À faire:
1) Répondez à ces questions à partir du document source, une réponse par ligne, marquée comme la question :
(a) Dans quels lieux de Syrie du Nord les mosaïques ont-elles été découvertes ?
(b) De quelles périodes ces mosaïques sont-elles datées ?
(c) Outre la victoire du bien sur le mal, que symboliseraient ces scènes selon d'autres chercheurs ?
2) Recopiez mot pour mot le passage du document source qui s'ouvre sur les mots « Many floor mosaics » et se ferme sur « are a consequence. ».

Document source:
━━━

Un essai d’interprétation de scènes animalières sur les mosaïques de Syrie du Nord à l’époque byzantine
Les scènes d’affrontement et de poursuite
p. 237-249
Résumés
De nombreuses mosaïques découvertes en Syrie du Nord, dans des sanctuaires, datées de la deuxième moitié du ve siècle et du vie siècle, présentent des scènes d’animaux en lutte (se poursuivant ou s’affrontant). Ces scènes posent un problème d’interprétation aux chercheurs, dont certains pensent qu’il s’agit d’images allégoriques de la victoire du bien sur le mal, d’autres proposant que ces scènes symbolisent la perfection divine de la création. Dans cette étude, on propose une nouvelle interprétation en renvoyant à l’origine iconographique des motifs animaliers et aux phénomènes religieux que connaissait la Syrie du Nord lors d’apparition de ces figures sur les mosaïques.
Many floor mosaics discovered in sanctuaries in Northern Syria and dating from the second half of the fifth and from the sixth centuries, display scenes of animals in conflict (in pursuit or fighting). These scenes have posed problems to scholars regarding their iconographical interpretation; some scholars believe that they represent the allegorical theme of the victory of Good over Evil. Others suggest that they are the symbol of the divine perfection of Creation. In this study we will suggest a new interpretation relying on the iconographic origin of animal motifs and on the religious phenomena which occurred in the Northern Syria and of which these iconographic themes on the floor mosaics are a consequence.

━━━

Données fournies:
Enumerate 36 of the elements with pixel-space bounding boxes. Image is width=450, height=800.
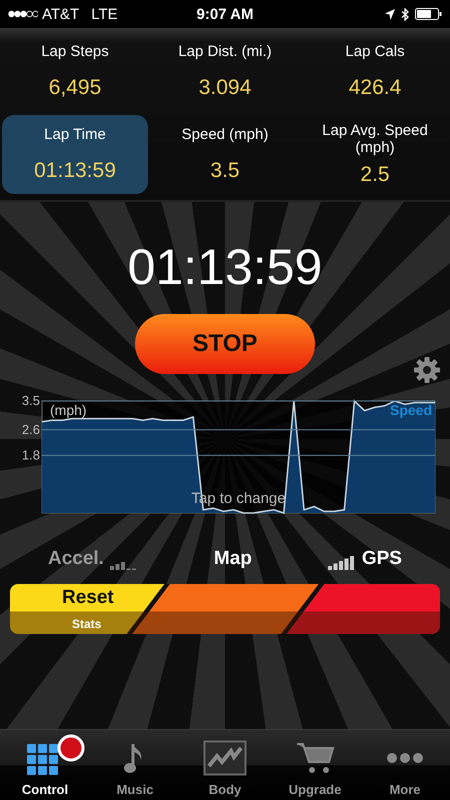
stats-label: Stats [71,617,102,631]
legend-label: Speed [390,402,432,418]
stat-tile[interactable]: Lap Cals 426.4 [302,32,448,111]
stat-tile[interactable]: Lap Dist. (mi.) 3.094 [152,32,298,111]
tab-item[interactable]: More [360,730,450,800]
sensor-toggle[interactable]: Accel. [48,548,138,570]
tab-item[interactable]: Control [0,730,90,800]
chart-icon [203,740,247,776]
signal-icon [8,10,38,18]
axis-tick-label: 3.5 [22,393,40,408]
carrier-name: AT&T [42,6,80,22]
stat-tile[interactable]: Lap Time 01:13:59 [2,115,148,194]
stat-tile[interactable]: Speed (mph) 3.5 [152,115,298,194]
more-icon [387,753,423,763]
unit-label: (mph) [50,402,87,418]
battery-icon [415,8,442,20]
reset-label: Reset [62,587,114,609]
clock-time: 9:07 AM [196,6,254,22]
tab-item[interactable]: Music [90,730,180,800]
tab-item[interactable]: Upgrade [270,730,360,800]
axis-tick-label: 1.8 [22,447,40,462]
stat-tile[interactable]: Lap Steps 6,495 [2,32,148,111]
stat-tile[interactable]: Lap Avg. Speed (mph) 2.5 [302,115,448,194]
sensor-toggle[interactable]: Map [214,548,252,570]
axis-tick-label: 2.6 [22,422,40,437]
cart-icon [295,740,335,776]
settings-icon[interactable] [413,356,441,384]
timer-display: 01:13:59 [128,242,322,292]
sensor-toggle[interactable]: GPS [328,548,402,570]
reset-action-bar[interactable]: Reset Stats [10,584,440,634]
bluetooth-icon [401,8,409,20]
network-type: LTE [91,6,118,22]
location-icon [385,8,395,20]
tab-item[interactable]: Body [180,730,270,800]
signal-bars-icon [328,556,356,570]
stop-button[interactable]: STOP [135,314,315,374]
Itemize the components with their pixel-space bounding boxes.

━━━

Réponses par consigne:
1)
(a) Dans des sanctuaires.
(b) De la deuxième moitié du ve siècle et du vie siècle.
(c) La perfection divine de la création.

2)
Many floor mosaics discovered in sanctuaries in Northern Syria and dating from the second half of the fifth and from the sixth centuries, display scenes of animals in conflict (in pursuit or fighting). These scenes have posed problems to scholars regarding their iconographical interpretation; some scholars believe that they represent the allegorical theme of the victory of Good over Evil. Others suggest that they are the symbol of the divine perfection of Creation. In this study we will suggest a new interpretation relying on the iconographic origin of animal motifs and on the religious phenomena which occurred in the Northern Syria and of which these iconographic themes on the floor mosaics are a consequence.